Passage to read:
☆ ☆ ☆ ☆

Modular empirical science

Published 2020-04-23.

In this article, I suggest a process for empirical science. It is an alternative to the peer-reviewed journal. The overarching goal is scientific progress, and I think this is one way to accelerate it. My suggestion is inspired by modular design, the open science movement and the success of free and open-source software.

Epistemic status

80 percent confident that it would produce more scientific progress given the same input.
70 percent sure that the idea is not objectively original. I certainly have at least parts of it from other people, and at least parts of it is already being done.
70 percent confident that I haven’t found the best name for the concept.
Many implementation details are unknown to me.

The problem

Imagine that you are a scientist, and you have dreamed up an experiment to answer a question. To illustrate, let us use the hilarious Stanford marshmallow experiment:

The question is, is there a relation between children’s ability to delay gratification and how well their lives turn out?

The current process for doing this research is approximately:

Design the experiment
Conduct it
Analyze the results
Write an article
Submit the article to a journal for peer review
Make changes to the article based on reviewer feedback
Re-submit to the journal
Repeat steps 5-7 with different journals until one decides to publish (or you give up, in which case the process ends here)

☆ ☆ ☆ ☆

Entries:
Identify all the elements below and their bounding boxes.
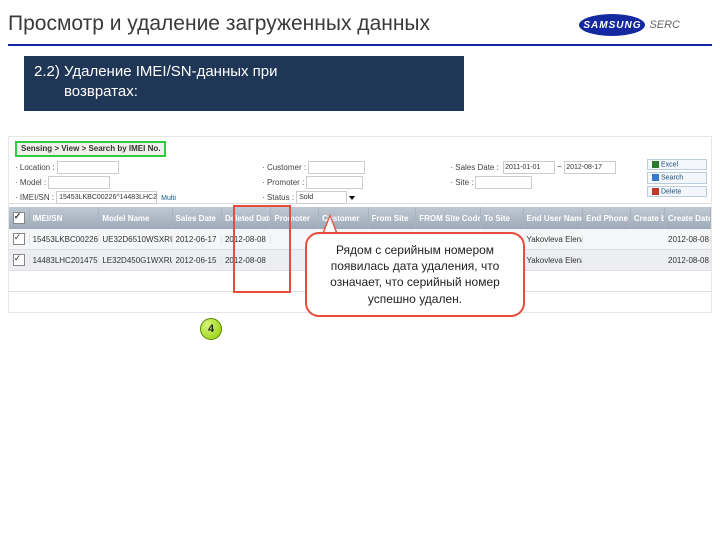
search-icon bbox=[652, 174, 659, 181]
status-input[interactable]: Sold bbox=[296, 191, 347, 204]
breadcrumb: Sensing > View > Search by IMEI No. bbox=[15, 141, 166, 157]
promoter-input[interactable] bbox=[306, 176, 363, 189]
col-model: Model Name bbox=[99, 207, 172, 229]
col-endphone: End Phone No bbox=[583, 207, 631, 229]
promoter-label: · Promoter : bbox=[262, 178, 304, 187]
callout-box: Рядом с серийным номером появилась дата … bbox=[305, 232, 525, 317]
customer-input[interactable] bbox=[308, 161, 365, 174]
row-checkbox[interactable] bbox=[13, 233, 25, 245]
chevron-down-icon[interactable] bbox=[349, 196, 355, 200]
grid-header: IMEI/SN Model Name Sales Date Deleted Da… bbox=[9, 207, 711, 229]
site-input[interactable] bbox=[475, 176, 532, 189]
col-createdate: Create Date bbox=[665, 207, 711, 229]
title-separator bbox=[8, 44, 712, 46]
date-to-input[interactable]: 2012-08-17 bbox=[564, 161, 616, 174]
site-label: · Site : bbox=[450, 178, 473, 187]
row-checkbox[interactable] bbox=[13, 254, 25, 266]
col-enduser: End User Name bbox=[524, 207, 584, 229]
col-from: From Site bbox=[369, 207, 417, 229]
brand-logo: SAMSUNG SERC bbox=[579, 14, 680, 36]
action-buttons: Excel Search Delete bbox=[647, 159, 707, 199]
model-label: · Model : bbox=[15, 178, 46, 187]
col-imei: IMEI/SN bbox=[30, 207, 100, 229]
step-subtitle: 2.2) Удаление IMEI/SN-данных при возврат… bbox=[24, 56, 464, 111]
customer-label: · Customer : bbox=[262, 163, 306, 172]
col-to: To Site bbox=[481, 207, 524, 229]
filter-bar: · Location : · Model : · IMEI/SN :15453L… bbox=[9, 159, 711, 204]
search-button[interactable]: Search bbox=[647, 172, 707, 183]
imei-label: · IMEI/SN : bbox=[15, 193, 54, 202]
delete-button[interactable]: Delete bbox=[647, 186, 707, 197]
status-label: · Status : bbox=[262, 193, 294, 202]
excel-button[interactable]: Excel bbox=[647, 159, 707, 170]
excel-icon bbox=[652, 161, 659, 168]
callout-pointer bbox=[322, 214, 338, 234]
samsung-logo: SAMSUNG bbox=[579, 14, 645, 36]
date-from-input[interactable]: 2011-01-01 bbox=[503, 161, 555, 174]
col-sales: Sales Date bbox=[173, 207, 222, 229]
page-title: Просмотр и удаление загруженных данных bbox=[8, 12, 430, 36]
select-all-checkbox[interactable] bbox=[13, 212, 25, 224]
location-label: · Location : bbox=[15, 163, 55, 172]
multi-button[interactable]: Multi bbox=[161, 195, 176, 202]
imei-input[interactable]: 15453LKBC00226^14483LHC2 bbox=[56, 191, 157, 204]
salesdate-label: · Sales Date : bbox=[450, 163, 498, 172]
location-input[interactable] bbox=[57, 161, 119, 174]
subtitle-line1: 2.2) Удаление IMEI/SN-данных при bbox=[34, 62, 454, 82]
col-createby: Create by bbox=[631, 207, 665, 229]
step-4-badge: 4 bbox=[200, 318, 222, 340]
model-input[interactable] bbox=[48, 176, 110, 189]
brand-tag: SERC bbox=[649, 19, 680, 31]
delete-icon bbox=[652, 188, 659, 195]
col-fromcode: FROM Site Code bbox=[416, 207, 481, 229]
col-promoter: Promoter bbox=[271, 207, 319, 229]
subtitle-line2: возвратах: bbox=[34, 82, 454, 102]
col-deleted: Deleted Date bbox=[222, 207, 271, 229]
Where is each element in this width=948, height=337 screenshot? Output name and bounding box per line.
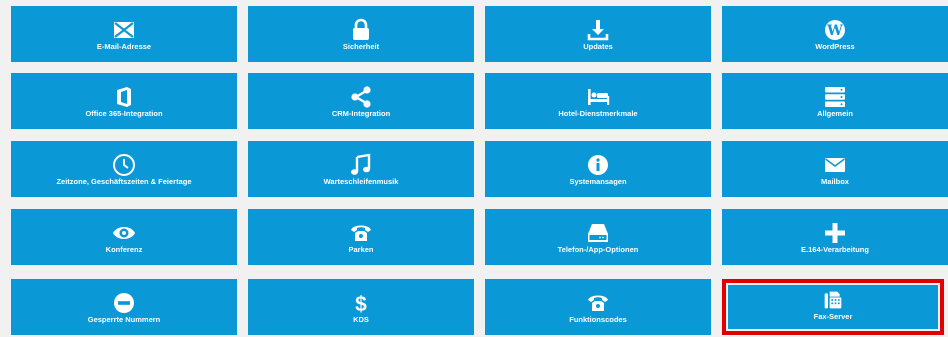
tile-label: Updates — [583, 42, 613, 51]
tile-label: Parken — [348, 245, 374, 254]
tile-phone-app-options[interactable]: Telefon-/App-Optionen — [485, 209, 711, 265]
tile-e164-processing[interactable]: E.164-Verarbeitung — [722, 209, 948, 265]
phone-icon — [586, 291, 610, 315]
info-icon — [586, 153, 610, 177]
tile-label: Fax-Server — [813, 312, 853, 321]
tile-fax-server[interactable]: Fax-Server — [722, 279, 944, 335]
svg-text:W: W — [826, 23, 843, 39]
dollar-icon: $ — [349, 291, 373, 315]
tile-label: Allgemein — [817, 109, 853, 118]
tile-hold-music[interactable]: Warteschleifenmusik — [248, 141, 474, 197]
fax-icon — [823, 290, 843, 310]
phone-icon — [349, 221, 373, 245]
tile-wordpress[interactable]: W WordPress — [722, 6, 948, 62]
hard-drive-icon — [586, 221, 610, 245]
download-icon — [586, 18, 610, 42]
tile-label: Hotel-Dienstmerkmale — [558, 109, 638, 118]
tile-label: Systemansagen — [569, 177, 627, 186]
tile-label: Zeitzone, Geschäftszeiten & Feiertage — [56, 177, 192, 186]
tile-office365[interactable]: Office 365-Integration — [11, 73, 237, 129]
tile-label: CRM-Integration — [331, 109, 391, 118]
eye-icon — [112, 221, 136, 245]
tile-label: Mailbox — [821, 177, 849, 186]
tile-timezone-business-hours[interactable]: Zeitzone, Geschäftszeiten & Feiertage — [11, 141, 237, 197]
tile-mailbox[interactable]: Mailbox — [722, 141, 948, 197]
tile-label: KDS — [353, 315, 369, 324]
tile-label: Warteschleifenmusik — [323, 177, 399, 186]
settings-tile-grid: E-Mail-Adresse Sicherheit Updates W Word… — [0, 0, 948, 337]
tile-label: Konferenz — [105, 245, 143, 254]
tile-label: Telefon-/App-Optionen — [557, 245, 639, 254]
tile-email-address[interactable]: E-Mail-Adresse — [11, 6, 237, 62]
music-note-icon — [349, 153, 373, 177]
lock-icon — [349, 18, 373, 42]
tile-label: E.164-Verarbeitung — [801, 245, 869, 254]
tile-blocked-numbers[interactable]: Gesperrte Nummern — [11, 279, 237, 335]
minus-circle-icon — [112, 291, 136, 315]
tile-function-codes[interactable]: Funktionscodes — [485, 279, 711, 335]
share-icon — [349, 85, 373, 109]
envelope-icon — [823, 153, 847, 177]
tile-security[interactable]: Sicherheit — [248, 6, 474, 62]
tile-label: Sicherheit — [342, 42, 380, 51]
tile-label: Gesperrte Nummern — [87, 315, 161, 324]
bed-icon — [586, 85, 610, 109]
tile-kds[interactable]: $ KDS — [248, 279, 474, 335]
office-icon — [112, 85, 136, 109]
tile-label: Funktionscodes — [569, 315, 627, 324]
tile-label: Office 365-Integration — [85, 109, 163, 118]
tile-system-announcements[interactable]: Systemansagen — [485, 141, 711, 197]
tile-label: WordPress — [815, 42, 855, 51]
tile-parking[interactable]: Parken — [248, 209, 474, 265]
svg-text:$: $ — [355, 293, 367, 315]
tile-updates[interactable]: Updates — [485, 6, 711, 62]
tile-crm-integration[interactable]: CRM-Integration — [248, 73, 474, 129]
envelope-x-icon — [112, 18, 136, 42]
wordpress-icon: W — [823, 18, 847, 42]
server-icon — [823, 85, 847, 109]
tile-label: E-Mail-Adresse — [96, 42, 152, 51]
tile-general[interactable]: Allgemein — [722, 73, 948, 129]
tile-hotel-features[interactable]: Hotel-Dienstmerkmale — [485, 73, 711, 129]
clock-icon — [112, 153, 136, 177]
tile-conference[interactable]: Konferenz — [11, 209, 237, 265]
plus-icon — [823, 221, 847, 245]
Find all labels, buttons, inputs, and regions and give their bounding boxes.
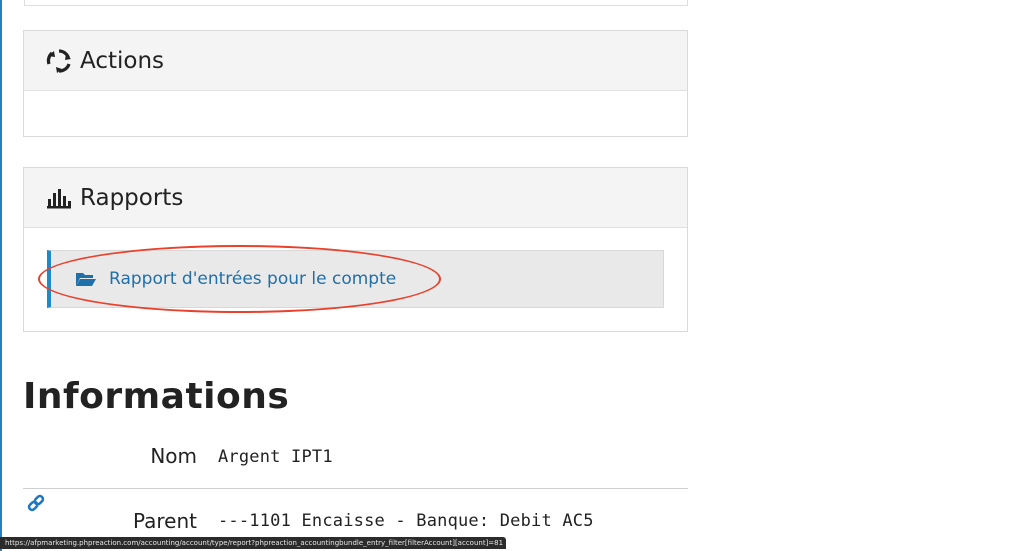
folder-open-icon — [75, 271, 97, 287]
reports-panel-header: Rapports — [24, 168, 687, 228]
info-label-parent: Parent — [132, 509, 197, 533]
info-label-nom: Nom — [150, 444, 197, 468]
reports-panel: Rapports Rapport d'entrées pour le compt… — [23, 167, 688, 332]
refresh-icon — [46, 48, 72, 74]
actions-panel: Actions — [23, 30, 688, 137]
actions-panel-body — [24, 91, 687, 136]
info-value-parent: ---1101 Encaisse - Banque: Debit AC5 — [218, 511, 594, 531]
report-entries-label: Rapport d'entrées pour le compte — [109, 269, 397, 289]
page-left-edge — [0, 0, 2, 551]
info-row-divider — [23, 488, 688, 489]
reports-panel-title: Rapports — [80, 184, 184, 211]
previous-panel-bottom — [24, 0, 688, 6]
actions-panel-title: Actions — [80, 47, 165, 74]
reports-panel-body: Rapport d'entrées pour le compte — [24, 228, 687, 331]
report-entries-link[interactable]: Rapport d'entrées pour le compte — [47, 250, 664, 308]
informations-title: Informations — [23, 376, 290, 417]
info-value-nom: Argent IPT1 — [218, 447, 333, 467]
bar-chart-icon — [46, 187, 72, 209]
actions-panel-header: Actions — [24, 31, 687, 91]
browser-status-url: https://afpmarketing.phpreaction.com/acc… — [0, 537, 506, 549]
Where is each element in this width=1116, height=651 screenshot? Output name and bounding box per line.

☆ ☆ ☆ ☆

In the article on modular empirical science, list every step of the current research process that it describes, in order. The data has no connection to the article on modular empirical science.

1. Design the experiment
2. Conduct it
3. Analyze the results
4. Write an article
5. Submit the article to a journal for peer review
6. Make changes to the article based on reviewer feedback
7. Re-submit to the journal
8. Repeat steps 5-7 with different journals until one decides to publish (or you give up, in which case the process ends here)